*Task directions:*
Write out every entry exactly as given, but omit the pictures.

*Supplied entries:*
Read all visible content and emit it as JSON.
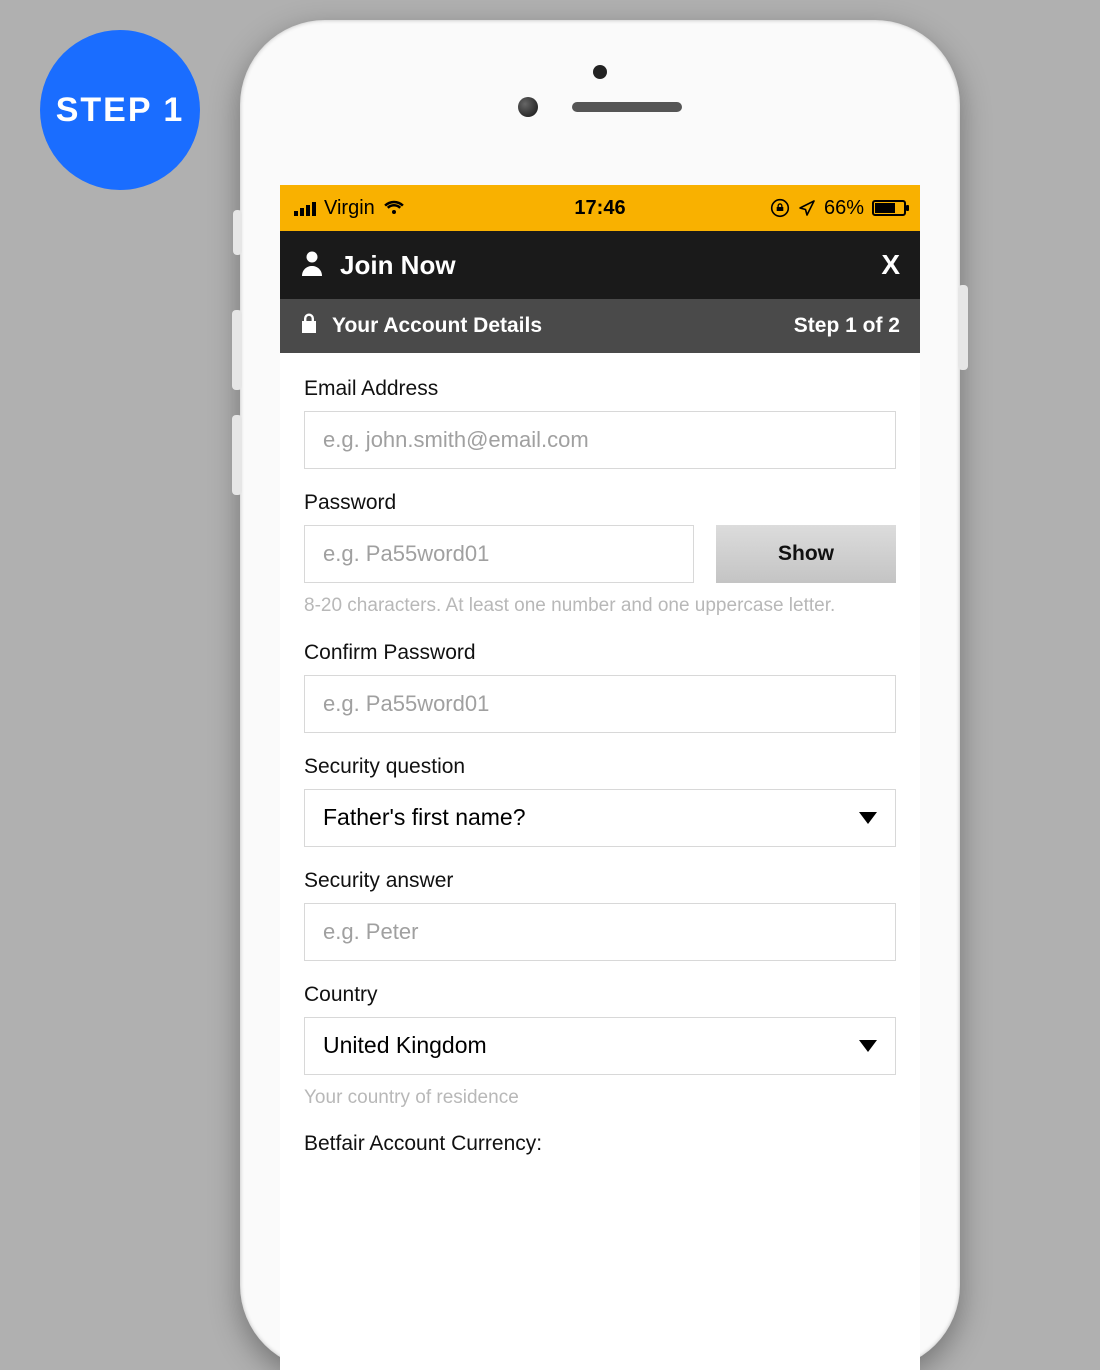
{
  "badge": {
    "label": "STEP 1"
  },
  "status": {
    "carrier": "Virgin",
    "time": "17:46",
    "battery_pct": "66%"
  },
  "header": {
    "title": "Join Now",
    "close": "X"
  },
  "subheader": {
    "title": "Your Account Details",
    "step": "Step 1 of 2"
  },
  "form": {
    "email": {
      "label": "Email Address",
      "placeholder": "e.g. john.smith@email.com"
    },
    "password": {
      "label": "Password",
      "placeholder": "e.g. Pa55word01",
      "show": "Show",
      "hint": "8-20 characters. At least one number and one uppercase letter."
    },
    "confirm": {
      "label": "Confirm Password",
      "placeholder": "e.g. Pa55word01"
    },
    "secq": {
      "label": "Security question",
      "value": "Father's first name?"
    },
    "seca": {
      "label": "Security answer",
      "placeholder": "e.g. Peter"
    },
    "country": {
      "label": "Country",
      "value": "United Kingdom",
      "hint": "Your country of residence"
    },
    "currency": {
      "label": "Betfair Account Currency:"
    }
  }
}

*Solution to the exercise:*
Read all visible content and emit it as JSON.
{
  "badge": {
    "label": "STEP 1"
  },
  "status": {
    "carrier": "Virgin",
    "time": "17:46",
    "battery_pct": "66%"
  },
  "header": {
    "title": "Join Now",
    "close": "X"
  },
  "subheader": {
    "title": "Your Account Details",
    "step": "Step 1 of 2"
  },
  "form": {
    "email": {
      "label": "Email Address",
      "placeholder": "e.g. john.smith@email.com"
    },
    "password": {
      "label": "Password",
      "placeholder": "e.g. Pa55word01",
      "show": "Show",
      "hint": "8-20 characters. At least one number and one uppercase letter."
    },
    "confirm": {
      "label": "Confirm Password",
      "placeholder": "e.g. Pa55word01"
    },
    "secq": {
      "label": "Security question",
      "value": "Father's first name?"
    },
    "seca": {
      "label": "Security answer",
      "placeholder": "e.g. Peter"
    },
    "country": {
      "label": "Country",
      "value": "United Kingdom",
      "hint": "Your country of residence"
    },
    "currency": {
      "label": "Betfair Account Currency:"
    }
  }
}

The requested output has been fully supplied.